-- begin Record excerpts --
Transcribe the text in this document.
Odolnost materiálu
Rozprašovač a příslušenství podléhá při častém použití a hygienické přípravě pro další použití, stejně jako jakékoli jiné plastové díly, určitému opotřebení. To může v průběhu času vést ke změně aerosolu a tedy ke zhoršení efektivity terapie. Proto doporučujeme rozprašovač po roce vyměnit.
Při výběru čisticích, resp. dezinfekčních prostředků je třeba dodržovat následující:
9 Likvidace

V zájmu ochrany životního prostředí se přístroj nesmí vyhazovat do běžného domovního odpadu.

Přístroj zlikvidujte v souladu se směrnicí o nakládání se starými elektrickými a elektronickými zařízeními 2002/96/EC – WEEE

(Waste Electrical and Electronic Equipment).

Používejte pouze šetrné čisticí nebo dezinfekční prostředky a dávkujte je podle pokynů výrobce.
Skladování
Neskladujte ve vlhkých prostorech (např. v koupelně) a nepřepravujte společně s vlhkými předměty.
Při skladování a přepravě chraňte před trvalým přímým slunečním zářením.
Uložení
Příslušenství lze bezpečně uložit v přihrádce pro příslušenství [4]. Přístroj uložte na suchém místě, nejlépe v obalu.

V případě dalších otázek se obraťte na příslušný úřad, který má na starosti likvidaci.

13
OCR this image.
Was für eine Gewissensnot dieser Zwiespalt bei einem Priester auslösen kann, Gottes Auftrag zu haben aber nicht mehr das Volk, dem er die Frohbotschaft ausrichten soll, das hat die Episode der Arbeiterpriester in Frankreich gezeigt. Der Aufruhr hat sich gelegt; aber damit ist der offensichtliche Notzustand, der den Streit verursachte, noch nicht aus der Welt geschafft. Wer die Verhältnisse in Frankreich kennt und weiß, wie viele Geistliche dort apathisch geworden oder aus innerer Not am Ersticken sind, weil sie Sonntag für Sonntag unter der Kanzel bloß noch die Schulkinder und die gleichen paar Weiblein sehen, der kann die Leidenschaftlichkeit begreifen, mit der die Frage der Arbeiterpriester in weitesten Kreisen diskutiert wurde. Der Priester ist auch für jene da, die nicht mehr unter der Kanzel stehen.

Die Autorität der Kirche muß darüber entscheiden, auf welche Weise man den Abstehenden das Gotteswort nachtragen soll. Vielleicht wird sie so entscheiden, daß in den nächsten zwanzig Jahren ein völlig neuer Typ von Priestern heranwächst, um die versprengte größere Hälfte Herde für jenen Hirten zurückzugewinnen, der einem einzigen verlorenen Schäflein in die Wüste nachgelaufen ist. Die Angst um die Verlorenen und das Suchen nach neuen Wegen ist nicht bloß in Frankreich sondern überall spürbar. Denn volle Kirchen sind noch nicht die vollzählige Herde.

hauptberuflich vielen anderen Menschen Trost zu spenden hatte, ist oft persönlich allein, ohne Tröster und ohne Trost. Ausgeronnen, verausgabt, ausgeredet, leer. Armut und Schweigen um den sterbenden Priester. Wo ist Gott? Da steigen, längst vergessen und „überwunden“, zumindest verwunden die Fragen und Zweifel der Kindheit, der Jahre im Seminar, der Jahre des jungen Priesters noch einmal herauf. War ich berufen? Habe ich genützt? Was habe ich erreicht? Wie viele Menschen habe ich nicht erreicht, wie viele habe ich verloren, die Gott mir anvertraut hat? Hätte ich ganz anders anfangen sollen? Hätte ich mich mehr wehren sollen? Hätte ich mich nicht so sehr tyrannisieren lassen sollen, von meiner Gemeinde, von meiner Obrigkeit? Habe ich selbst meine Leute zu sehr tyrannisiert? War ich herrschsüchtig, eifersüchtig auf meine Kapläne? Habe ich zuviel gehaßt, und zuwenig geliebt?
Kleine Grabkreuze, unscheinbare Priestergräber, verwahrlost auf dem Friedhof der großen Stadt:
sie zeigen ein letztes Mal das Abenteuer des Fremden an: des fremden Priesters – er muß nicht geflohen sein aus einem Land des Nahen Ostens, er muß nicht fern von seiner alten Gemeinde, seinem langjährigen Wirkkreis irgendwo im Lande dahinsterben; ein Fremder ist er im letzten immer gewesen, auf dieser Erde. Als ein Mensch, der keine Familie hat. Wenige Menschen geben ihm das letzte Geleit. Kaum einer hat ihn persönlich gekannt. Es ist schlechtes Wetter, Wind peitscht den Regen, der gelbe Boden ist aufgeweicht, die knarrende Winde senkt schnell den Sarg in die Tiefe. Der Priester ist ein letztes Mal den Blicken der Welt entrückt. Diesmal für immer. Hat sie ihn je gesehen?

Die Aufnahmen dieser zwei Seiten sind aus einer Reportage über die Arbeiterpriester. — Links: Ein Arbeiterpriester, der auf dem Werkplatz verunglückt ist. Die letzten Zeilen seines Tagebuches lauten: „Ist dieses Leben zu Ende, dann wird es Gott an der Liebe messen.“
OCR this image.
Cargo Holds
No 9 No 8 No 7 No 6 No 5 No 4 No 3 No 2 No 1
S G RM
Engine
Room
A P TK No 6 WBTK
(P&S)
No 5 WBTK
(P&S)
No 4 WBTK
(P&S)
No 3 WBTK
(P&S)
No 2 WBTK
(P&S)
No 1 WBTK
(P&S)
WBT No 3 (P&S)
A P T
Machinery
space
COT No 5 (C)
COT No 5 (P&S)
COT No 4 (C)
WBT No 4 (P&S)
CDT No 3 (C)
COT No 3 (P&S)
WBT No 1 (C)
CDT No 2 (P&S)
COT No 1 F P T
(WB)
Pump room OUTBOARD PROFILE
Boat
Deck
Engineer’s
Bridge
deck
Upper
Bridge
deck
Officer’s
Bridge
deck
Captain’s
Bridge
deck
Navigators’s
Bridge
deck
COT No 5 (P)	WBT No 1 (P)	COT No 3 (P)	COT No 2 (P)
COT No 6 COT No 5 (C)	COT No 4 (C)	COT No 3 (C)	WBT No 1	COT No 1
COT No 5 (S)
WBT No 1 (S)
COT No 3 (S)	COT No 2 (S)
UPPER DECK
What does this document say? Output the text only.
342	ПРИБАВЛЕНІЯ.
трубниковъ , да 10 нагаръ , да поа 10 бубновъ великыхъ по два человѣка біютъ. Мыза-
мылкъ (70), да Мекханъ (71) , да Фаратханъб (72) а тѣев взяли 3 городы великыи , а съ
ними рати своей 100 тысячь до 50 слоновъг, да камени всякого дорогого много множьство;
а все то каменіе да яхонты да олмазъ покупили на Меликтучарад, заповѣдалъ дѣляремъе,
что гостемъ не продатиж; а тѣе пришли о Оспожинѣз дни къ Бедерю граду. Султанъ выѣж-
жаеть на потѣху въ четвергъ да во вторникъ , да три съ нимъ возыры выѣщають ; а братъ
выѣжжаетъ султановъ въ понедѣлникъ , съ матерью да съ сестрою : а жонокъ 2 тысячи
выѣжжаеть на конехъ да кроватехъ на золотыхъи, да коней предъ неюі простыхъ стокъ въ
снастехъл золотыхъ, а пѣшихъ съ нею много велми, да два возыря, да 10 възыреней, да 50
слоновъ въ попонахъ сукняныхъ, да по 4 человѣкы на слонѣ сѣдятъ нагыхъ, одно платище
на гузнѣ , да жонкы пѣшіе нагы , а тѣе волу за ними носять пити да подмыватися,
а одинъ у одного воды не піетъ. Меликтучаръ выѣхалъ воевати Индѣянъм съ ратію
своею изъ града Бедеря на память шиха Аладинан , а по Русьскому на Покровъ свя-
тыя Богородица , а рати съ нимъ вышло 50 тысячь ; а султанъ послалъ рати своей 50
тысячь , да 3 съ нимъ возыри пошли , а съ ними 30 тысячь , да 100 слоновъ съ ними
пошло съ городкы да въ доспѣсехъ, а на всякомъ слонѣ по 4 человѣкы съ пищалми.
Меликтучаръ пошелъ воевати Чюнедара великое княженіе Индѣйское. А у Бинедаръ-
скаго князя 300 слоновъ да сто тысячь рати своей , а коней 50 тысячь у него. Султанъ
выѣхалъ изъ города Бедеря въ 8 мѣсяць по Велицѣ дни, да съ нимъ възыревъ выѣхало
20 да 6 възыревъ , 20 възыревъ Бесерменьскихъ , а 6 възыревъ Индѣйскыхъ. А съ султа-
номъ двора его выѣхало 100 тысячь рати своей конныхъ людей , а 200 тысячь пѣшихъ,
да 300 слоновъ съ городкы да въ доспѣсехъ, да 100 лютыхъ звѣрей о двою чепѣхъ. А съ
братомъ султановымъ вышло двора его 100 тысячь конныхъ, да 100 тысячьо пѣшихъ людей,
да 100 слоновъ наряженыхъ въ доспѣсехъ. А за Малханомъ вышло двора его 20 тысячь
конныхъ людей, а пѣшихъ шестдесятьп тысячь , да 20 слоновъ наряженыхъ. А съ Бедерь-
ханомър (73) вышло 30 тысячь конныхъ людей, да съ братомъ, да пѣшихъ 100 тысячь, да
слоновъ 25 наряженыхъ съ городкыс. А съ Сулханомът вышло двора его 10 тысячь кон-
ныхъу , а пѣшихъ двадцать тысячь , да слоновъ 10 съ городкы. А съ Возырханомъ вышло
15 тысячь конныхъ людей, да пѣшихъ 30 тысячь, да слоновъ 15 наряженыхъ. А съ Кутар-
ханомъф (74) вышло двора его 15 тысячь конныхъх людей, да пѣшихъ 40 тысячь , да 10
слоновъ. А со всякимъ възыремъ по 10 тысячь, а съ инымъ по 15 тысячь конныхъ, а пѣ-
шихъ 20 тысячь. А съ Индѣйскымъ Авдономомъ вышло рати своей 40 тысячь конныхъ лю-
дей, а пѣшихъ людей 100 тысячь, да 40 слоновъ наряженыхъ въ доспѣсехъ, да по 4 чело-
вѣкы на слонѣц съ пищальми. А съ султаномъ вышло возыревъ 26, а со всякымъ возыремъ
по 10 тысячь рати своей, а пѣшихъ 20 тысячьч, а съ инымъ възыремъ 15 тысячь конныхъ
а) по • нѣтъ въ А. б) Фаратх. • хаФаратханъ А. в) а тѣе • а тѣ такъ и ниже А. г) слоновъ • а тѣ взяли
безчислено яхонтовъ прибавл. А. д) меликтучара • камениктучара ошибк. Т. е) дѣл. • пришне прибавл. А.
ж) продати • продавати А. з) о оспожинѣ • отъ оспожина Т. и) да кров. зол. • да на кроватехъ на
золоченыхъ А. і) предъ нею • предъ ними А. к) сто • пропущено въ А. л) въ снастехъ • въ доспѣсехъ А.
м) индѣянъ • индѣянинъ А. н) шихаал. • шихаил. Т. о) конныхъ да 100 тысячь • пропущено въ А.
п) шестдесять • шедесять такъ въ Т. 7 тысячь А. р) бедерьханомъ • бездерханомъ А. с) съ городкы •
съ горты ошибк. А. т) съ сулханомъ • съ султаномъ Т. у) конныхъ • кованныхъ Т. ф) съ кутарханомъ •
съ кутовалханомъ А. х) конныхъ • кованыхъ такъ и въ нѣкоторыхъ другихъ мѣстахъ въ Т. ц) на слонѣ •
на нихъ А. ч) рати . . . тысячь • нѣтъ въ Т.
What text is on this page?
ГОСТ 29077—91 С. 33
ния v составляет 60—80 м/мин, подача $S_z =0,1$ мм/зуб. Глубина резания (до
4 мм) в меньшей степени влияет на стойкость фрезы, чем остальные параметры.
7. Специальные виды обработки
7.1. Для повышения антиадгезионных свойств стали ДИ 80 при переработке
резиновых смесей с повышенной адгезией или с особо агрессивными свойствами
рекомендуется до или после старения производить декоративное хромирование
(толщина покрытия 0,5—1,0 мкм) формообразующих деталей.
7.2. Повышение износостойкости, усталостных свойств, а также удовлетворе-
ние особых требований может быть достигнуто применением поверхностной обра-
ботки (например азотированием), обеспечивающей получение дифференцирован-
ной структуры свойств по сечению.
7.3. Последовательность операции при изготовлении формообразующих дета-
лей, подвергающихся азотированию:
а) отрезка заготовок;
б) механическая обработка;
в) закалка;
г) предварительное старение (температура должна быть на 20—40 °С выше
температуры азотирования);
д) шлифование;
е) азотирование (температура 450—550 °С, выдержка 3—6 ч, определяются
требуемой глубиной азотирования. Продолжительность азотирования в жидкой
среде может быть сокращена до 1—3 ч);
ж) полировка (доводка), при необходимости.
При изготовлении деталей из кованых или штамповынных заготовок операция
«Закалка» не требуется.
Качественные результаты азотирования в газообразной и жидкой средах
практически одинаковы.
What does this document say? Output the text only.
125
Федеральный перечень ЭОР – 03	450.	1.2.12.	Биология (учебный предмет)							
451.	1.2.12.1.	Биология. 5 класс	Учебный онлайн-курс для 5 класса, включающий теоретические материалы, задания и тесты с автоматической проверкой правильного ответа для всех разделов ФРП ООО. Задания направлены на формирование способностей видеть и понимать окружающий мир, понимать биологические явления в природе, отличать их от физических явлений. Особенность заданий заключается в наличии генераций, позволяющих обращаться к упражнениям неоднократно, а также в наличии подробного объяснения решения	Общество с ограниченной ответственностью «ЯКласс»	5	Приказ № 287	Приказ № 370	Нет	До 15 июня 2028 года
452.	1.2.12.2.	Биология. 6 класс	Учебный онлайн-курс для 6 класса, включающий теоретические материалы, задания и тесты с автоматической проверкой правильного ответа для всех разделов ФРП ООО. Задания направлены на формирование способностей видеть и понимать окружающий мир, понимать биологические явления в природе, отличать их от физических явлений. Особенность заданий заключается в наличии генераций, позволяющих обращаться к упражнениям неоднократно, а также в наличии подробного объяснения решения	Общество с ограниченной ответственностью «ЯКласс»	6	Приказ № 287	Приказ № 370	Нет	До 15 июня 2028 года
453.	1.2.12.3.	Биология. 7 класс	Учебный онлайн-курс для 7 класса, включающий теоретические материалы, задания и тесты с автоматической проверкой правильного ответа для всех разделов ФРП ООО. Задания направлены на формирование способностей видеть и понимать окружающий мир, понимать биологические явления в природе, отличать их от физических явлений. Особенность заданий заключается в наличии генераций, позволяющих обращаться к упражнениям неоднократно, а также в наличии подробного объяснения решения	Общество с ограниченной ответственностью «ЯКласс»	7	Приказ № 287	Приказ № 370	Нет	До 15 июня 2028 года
-- end Record excerpts --
Work to do:
Gather every line from the listing above in which "кроватехъ" appears, and copy those lines.

Written response:
выѣжжаеть на конехъ да кроватехъ на золотыхъи, да коней предъ неюі простыхъ стокъ въ
ж) продати • продавати А. з) о оспожинѣ • отъ оспожина Т. и) да кров. зол. • да на кроватехъ на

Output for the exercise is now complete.